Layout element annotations
START

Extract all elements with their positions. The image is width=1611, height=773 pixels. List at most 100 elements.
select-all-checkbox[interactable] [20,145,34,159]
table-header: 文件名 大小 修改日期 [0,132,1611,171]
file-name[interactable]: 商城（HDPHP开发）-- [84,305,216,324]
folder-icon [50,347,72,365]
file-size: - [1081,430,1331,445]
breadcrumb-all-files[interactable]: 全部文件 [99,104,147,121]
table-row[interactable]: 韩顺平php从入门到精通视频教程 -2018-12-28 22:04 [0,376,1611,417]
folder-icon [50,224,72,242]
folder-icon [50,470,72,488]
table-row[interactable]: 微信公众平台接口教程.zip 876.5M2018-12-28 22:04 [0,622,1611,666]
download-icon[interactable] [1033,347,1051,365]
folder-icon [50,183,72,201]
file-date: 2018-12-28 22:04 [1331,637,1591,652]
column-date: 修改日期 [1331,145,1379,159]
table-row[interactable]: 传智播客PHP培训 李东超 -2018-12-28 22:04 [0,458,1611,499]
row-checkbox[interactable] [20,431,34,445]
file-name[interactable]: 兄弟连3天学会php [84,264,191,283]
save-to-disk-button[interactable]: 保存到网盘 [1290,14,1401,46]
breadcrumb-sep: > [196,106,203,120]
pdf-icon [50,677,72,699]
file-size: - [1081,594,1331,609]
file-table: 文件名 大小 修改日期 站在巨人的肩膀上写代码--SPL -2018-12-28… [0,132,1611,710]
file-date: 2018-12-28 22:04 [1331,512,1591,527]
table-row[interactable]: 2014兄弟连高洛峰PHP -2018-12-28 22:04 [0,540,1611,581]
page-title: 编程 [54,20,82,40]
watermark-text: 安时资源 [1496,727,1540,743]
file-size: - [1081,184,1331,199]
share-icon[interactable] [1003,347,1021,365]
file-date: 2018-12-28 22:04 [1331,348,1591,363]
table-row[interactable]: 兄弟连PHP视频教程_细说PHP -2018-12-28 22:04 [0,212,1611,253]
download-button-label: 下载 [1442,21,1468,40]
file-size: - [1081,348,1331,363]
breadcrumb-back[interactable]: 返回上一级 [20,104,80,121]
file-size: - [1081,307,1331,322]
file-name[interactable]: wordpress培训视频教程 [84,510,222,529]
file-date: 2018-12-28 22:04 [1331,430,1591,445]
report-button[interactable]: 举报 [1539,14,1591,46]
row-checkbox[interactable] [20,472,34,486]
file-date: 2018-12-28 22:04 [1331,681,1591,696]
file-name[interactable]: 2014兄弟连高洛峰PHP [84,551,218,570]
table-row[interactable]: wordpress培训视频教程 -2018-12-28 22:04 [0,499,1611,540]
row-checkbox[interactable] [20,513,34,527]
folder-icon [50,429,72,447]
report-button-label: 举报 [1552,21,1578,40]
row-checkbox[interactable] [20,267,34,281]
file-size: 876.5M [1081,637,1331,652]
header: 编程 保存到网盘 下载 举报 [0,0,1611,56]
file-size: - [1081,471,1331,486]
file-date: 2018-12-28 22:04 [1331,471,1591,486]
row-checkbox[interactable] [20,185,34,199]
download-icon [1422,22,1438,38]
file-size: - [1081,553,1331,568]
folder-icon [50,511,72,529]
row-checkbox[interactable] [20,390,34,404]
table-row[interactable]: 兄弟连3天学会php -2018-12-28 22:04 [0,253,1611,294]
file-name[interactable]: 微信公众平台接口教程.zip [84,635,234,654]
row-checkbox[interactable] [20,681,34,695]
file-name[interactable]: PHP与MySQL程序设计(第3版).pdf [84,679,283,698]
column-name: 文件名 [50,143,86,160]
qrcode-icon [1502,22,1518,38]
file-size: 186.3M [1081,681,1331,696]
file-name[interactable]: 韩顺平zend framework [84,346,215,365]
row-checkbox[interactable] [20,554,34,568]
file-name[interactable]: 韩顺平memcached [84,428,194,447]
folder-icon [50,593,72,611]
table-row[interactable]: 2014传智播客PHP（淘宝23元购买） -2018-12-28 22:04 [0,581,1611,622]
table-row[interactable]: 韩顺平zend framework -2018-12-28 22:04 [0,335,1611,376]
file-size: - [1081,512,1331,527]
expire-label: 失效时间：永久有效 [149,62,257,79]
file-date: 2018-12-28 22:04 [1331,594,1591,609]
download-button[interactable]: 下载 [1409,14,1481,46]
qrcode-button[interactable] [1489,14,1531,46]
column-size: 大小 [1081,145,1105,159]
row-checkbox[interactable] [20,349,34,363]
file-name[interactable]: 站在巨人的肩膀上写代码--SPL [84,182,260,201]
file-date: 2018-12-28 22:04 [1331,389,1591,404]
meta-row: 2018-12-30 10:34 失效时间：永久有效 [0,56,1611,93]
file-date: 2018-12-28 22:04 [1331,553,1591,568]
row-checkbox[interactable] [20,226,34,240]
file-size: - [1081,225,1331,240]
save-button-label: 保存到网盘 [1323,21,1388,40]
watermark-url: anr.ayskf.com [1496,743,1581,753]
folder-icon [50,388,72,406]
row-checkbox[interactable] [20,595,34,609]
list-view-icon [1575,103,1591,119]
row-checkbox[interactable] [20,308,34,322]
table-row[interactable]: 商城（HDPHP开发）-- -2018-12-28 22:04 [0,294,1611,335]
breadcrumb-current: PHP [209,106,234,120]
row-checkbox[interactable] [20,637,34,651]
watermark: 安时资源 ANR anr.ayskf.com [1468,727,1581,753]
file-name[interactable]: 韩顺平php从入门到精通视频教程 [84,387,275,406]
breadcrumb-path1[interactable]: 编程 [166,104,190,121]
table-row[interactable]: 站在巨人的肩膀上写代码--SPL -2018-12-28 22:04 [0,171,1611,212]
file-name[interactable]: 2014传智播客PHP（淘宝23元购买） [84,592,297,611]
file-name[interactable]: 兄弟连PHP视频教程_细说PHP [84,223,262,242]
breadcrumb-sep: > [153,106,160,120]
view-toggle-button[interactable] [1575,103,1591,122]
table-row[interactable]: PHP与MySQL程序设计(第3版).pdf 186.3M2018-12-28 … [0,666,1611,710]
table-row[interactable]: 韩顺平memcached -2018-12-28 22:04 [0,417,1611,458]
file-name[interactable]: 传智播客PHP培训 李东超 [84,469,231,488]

END

▶ _Task goal_: Rewrite every line of the records with "folder-icon" changed to "directory-icon", leaving everything else untouched.

▶ _Output_:
Extract all elements with their positions. The image is width=1611, height=773 pixels. List at most 100 elements.
select-all-checkbox[interactable] [20,145,34,159]
table-header: 文件名 大小 修改日期 [0,132,1611,171]
file-name[interactable]: 商城（HDPHP开发）-- [84,305,216,324]
directory-icon [50,347,72,365]
file-size: - [1081,430,1331,445]
breadcrumb-all-files[interactable]: 全部文件 [99,104,147,121]
table-row[interactable]: 韩顺平php从入门到精通视频教程 -2018-12-28 22:04 [0,376,1611,417]
directory-icon [50,224,72,242]
directory-icon [50,470,72,488]
table-row[interactable]: 微信公众平台接口教程.zip 876.5M2018-12-28 22:04 [0,622,1611,666]
download-icon[interactable] [1033,347,1051,365]
directory-icon [50,183,72,201]
file-date: 2018-12-28 22:04 [1331,637,1591,652]
column-date: 修改日期 [1331,145,1379,159]
table-row[interactable]: 传智播客PHP培训 李东超 -2018-12-28 22:04 [0,458,1611,499]
row-checkbox[interactable] [20,431,34,445]
file-name[interactable]: 兄弟连3天学会php [84,264,191,283]
save-to-disk-button[interactable]: 保存到网盘 [1290,14,1401,46]
breadcrumb-sep: > [196,106,203,120]
pdf-icon [50,677,72,699]
file-size: - [1081,594,1331,609]
file-table: 文件名 大小 修改日期 站在巨人的肩膀上写代码--SPL -2018-12-28… [0,132,1611,710]
file-date: 2018-12-28 22:04 [1331,512,1591,527]
table-row[interactable]: 2014兄弟连高洛峰PHP -2018-12-28 22:04 [0,540,1611,581]
page-title: 编程 [54,20,82,40]
watermark-text: 安时资源 [1496,727,1540,743]
file-size: - [1081,184,1331,199]
share-icon[interactable] [1003,347,1021,365]
file-date: 2018-12-28 22:04 [1331,348,1591,363]
table-row[interactable]: 兄弟连PHP视频教程_细说PHP -2018-12-28 22:04 [0,212,1611,253]
download-button-label: 下载 [1442,21,1468,40]
file-size: - [1081,348,1331,363]
breadcrumb-back[interactable]: 返回上一级 [20,104,80,121]
file-size: - [1081,307,1331,322]
file-name[interactable]: wordpress培训视频教程 [84,510,222,529]
file-date: 2018-12-28 22:04 [1331,430,1591,445]
report-button[interactable]: 举报 [1539,14,1591,46]
row-checkbox[interactable] [20,472,34,486]
file-date: 2018-12-28 22:04 [1331,681,1591,696]
file-name[interactable]: 2014兄弟连高洛峰PHP [84,551,218,570]
table-row[interactable]: wordpress培训视频教程 -2018-12-28 22:04 [0,499,1611,540]
row-checkbox[interactable] [20,513,34,527]
directory-icon [50,429,72,447]
report-button-label: 举报 [1552,21,1578,40]
row-checkbox[interactable] [20,267,34,281]
file-size: 876.5M [1081,637,1331,652]
header: 编程 保存到网盘 下载 举报 [0,0,1611,56]
file-size: - [1081,471,1331,486]
file-date: 2018-12-28 22:04 [1331,471,1591,486]
row-checkbox[interactable] [20,185,34,199]
download-icon [1422,22,1438,38]
file-size: - [1081,553,1331,568]
directory-icon [50,511,72,529]
row-checkbox[interactable] [20,390,34,404]
table-row[interactable]: 兄弟连3天学会php -2018-12-28 22:04 [0,253,1611,294]
file-name[interactable]: 微信公众平台接口教程.zip [84,635,234,654]
row-checkbox[interactable] [20,681,34,695]
file-name[interactable]: PHP与MySQL程序设计(第3版).pdf [84,679,283,698]
column-name: 文件名 [50,143,86,160]
qrcode-icon [1502,22,1518,38]
file-size: 186.3M [1081,681,1331,696]
file-name[interactable]: 韩顺平zend framework [84,346,215,365]
row-checkbox[interactable] [20,554,34,568]
file-name[interactable]: 韩顺平memcached [84,428,194,447]
directory-icon [50,593,72,611]
table-row[interactable]: 2014传智播客PHP（淘宝23元购买） -2018-12-28 22:04 [0,581,1611,622]
table-row[interactable]: 韩顺平zend framework -2018-12-28 22:04 [0,335,1611,376]
file-size: - [1081,512,1331,527]
expire-label: 失效时间：永久有效 [149,62,257,79]
file-date: 2018-12-28 22:04 [1331,594,1591,609]
download-button[interactable]: 下载 [1409,14,1481,46]
qrcode-button[interactable] [1489,14,1531,46]
column-size: 大小 [1081,145,1105,159]
row-checkbox[interactable] [20,349,34,363]
file-name[interactable]: 站在巨人的肩膀上写代码--SPL [84,182,260,201]
file-date: 2018-12-28 22:04 [1331,389,1591,404]
meta-row: 2018-12-30 10:34 失效时间：永久有效 [0,56,1611,93]
file-date: 2018-12-28 22:04 [1331,553,1591,568]
row-checkbox[interactable] [20,226,34,240]
file-size: - [1081,225,1331,240]
save-button-label: 保存到网盘 [1323,21,1388,40]
watermark-url: anr.ayskf.com [1496,743,1581,753]
directory-icon [50,388,72,406]
row-checkbox[interactable] [20,595,34,609]
list-view-icon [1575,103,1591,119]
row-checkbox[interactable] [20,308,34,322]
table-row[interactable]: 商城（HDPHP开发）-- -2018-12-28 22:04 [0,294,1611,335]
breadcrumb-current: PHP [209,106,234,120]
row-checkbox[interactable] [20,637,34,651]
watermark: 安时资源 ANR anr.ayskf.com [1468,727,1581,753]
file-name[interactable]: 韩顺平php从入门到精通视频教程 [84,387,275,406]
breadcrumb-path1[interactable]: 编程 [166,104,190,121]
table-row[interactable]: 站在巨人的肩膀上写代码--SPL -2018-12-28 22:04 [0,171,1611,212]
file-name[interactable]: 2014传智播客PHP（淘宝23元购买） [84,592,297,611]
file-name[interactable]: 兄弟连PHP视频教程_细说PHP [84,223,262,242]
breadcrumb-sep: > [153,106,160,120]
view-toggle-button[interactable] [1575,103,1591,122]
table-row[interactable]: PHP与MySQL程序设计(第3版).pdf 186.3M2018-12-28 … [0,666,1611,710]
table-row[interactable]: 韩顺平memcached -2018-12-28 22:04 [0,417,1611,458]
file-name[interactable]: 传智播客PHP培训 李东超 [84,469,231,488]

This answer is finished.